▶ _PARTS OF THE EXERCISE_:
1 - According to the CSV explorer description below, what becomes the header of the table?
2 - Please carry on the CSV explorer description below, beginning right after its last sentence.

▶ _TEXT EXCERPT_:
○ ○ ○
A CSV explorer and cleaner that turns a messy export into a tidy, ready-to-use
file without a spreadsheet, a script, or an upload. Paste CSV straight from a clipboard
or load a .csv file, and the tool immediately renders it as a sortable, filterable
table. It is built for the everyday data chores that eat time: spotting duplicate rows
in an email list, stripping the blank lines a database export tacks on, trimming the
stray spaces that break a downstream import, and pulling out just the rows you care
about before handing the file to someone else. Everything happens in your browser, so
even a customer list, a payroll extract, or an unreleased product roadmap stays on your
machine.
How it works
Your text is parsed with a standards-compliant CSV reader (PapaParse) that correctly handles the awkward cases hand-rolled parsers miss — fields wrapped in quotes, commas and line breaks inside a quoted value, and escaped double-quotes. The first row becomes the header, and every data row is padded or trimmed to the header width so the grid stays perfectly rectangular even when the source file is ragged.
○ ○ ○
Records from a data source
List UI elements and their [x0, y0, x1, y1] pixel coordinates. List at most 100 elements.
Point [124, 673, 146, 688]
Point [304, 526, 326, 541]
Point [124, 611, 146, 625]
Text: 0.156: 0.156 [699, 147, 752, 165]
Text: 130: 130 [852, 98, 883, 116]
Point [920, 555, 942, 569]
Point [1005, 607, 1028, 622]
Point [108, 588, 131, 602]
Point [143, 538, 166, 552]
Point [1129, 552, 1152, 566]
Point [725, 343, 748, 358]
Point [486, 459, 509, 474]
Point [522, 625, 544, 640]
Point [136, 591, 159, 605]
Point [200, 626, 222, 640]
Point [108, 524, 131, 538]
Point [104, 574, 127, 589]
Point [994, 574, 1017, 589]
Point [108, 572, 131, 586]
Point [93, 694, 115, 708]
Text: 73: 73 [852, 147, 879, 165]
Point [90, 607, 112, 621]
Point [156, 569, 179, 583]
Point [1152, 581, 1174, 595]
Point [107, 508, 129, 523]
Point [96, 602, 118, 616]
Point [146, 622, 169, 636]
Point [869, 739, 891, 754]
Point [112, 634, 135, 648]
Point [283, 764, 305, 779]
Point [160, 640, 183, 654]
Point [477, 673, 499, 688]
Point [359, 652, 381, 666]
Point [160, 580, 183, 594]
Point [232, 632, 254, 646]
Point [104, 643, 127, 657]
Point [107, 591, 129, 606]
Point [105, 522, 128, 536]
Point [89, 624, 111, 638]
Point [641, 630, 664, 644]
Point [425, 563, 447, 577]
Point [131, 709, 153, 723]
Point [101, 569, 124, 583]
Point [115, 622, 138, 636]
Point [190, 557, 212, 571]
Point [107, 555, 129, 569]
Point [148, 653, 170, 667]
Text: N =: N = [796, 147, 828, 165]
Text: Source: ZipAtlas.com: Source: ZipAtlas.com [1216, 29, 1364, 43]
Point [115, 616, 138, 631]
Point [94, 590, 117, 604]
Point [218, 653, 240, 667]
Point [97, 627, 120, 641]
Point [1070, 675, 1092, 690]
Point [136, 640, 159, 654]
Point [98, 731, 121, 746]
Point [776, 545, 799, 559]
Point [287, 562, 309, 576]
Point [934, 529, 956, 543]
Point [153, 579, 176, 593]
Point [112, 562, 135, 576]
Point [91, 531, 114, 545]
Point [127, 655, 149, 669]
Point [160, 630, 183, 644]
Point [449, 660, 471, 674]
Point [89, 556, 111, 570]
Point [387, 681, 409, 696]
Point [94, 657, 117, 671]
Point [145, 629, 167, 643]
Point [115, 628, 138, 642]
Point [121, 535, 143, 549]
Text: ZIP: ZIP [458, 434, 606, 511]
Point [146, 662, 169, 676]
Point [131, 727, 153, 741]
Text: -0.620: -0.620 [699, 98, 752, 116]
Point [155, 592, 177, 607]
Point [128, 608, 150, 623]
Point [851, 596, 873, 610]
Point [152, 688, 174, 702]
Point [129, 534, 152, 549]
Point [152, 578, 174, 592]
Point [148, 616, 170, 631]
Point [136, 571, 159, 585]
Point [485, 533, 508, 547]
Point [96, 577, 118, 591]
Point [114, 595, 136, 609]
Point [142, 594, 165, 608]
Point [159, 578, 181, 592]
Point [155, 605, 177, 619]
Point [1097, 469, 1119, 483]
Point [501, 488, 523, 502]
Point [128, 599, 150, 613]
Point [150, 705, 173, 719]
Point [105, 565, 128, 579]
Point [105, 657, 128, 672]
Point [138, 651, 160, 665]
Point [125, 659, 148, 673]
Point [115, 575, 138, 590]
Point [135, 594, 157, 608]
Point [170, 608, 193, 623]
○ ○ ○
▶ _EXERCISE ANSWERS_:
1 - The first row becomes the header.

2 -
Three cleaning toggles then run over the data, in order: Trim whitespace removes leading and trailing spaces from every cell; Remove empty rows drops any row that is blank in all columns (including rows that are nothing but commas); and Remove duplicate rows keeps only the first occurrence of each identical row. Because trimming runs first, de-duplication also catches “same value, different padding” duplicates. A live counter shows columns, rows in, rows after cleaning, how many were removed, and how many are currently visible through the filter.
Sorting and filtering sit on top as a non-destructive view: click a header to sort
ascending, again for descending, a third time to clear; type in the filter box to keep
only rows matching across any column. Neither affects what you export — Download cleaned
CSV and Copy CSV always emit the fully cleaned dataset, properly re-quoted. Your CSV
and options are remembered in localStorage, so the page picks up where you left off.
Example
Suppose a signup export arrives with trailing blank rows, a duplicated record, and inconsistent spacing:
| name | role | city | signups |
|---|---|---|---|
| Ada | Engineer | London | 124 |
| Cleo | Engineer | London | 124 |
| Cleo | Engineer | London | 124 |
| (blank) | (blank) | (blank) | (blank) |
| Faye | Engineer | Lagos | 203 |
Turn on Trim whitespace, Remove empty rows, and Remove duplicate rows and the
blank line and the second Cleo disappear — the counter reads “4 columns · 5 rows in · 3
after cleaning (−2 removed)”. Click the signups header and it sorts numerically (203
above 124, not the other way around). Type London in the filter to show only the London
rows, then click Download cleaned CSV to save the result. Every figure and every row
is processed locally — nothing is uploaded or stored on a server.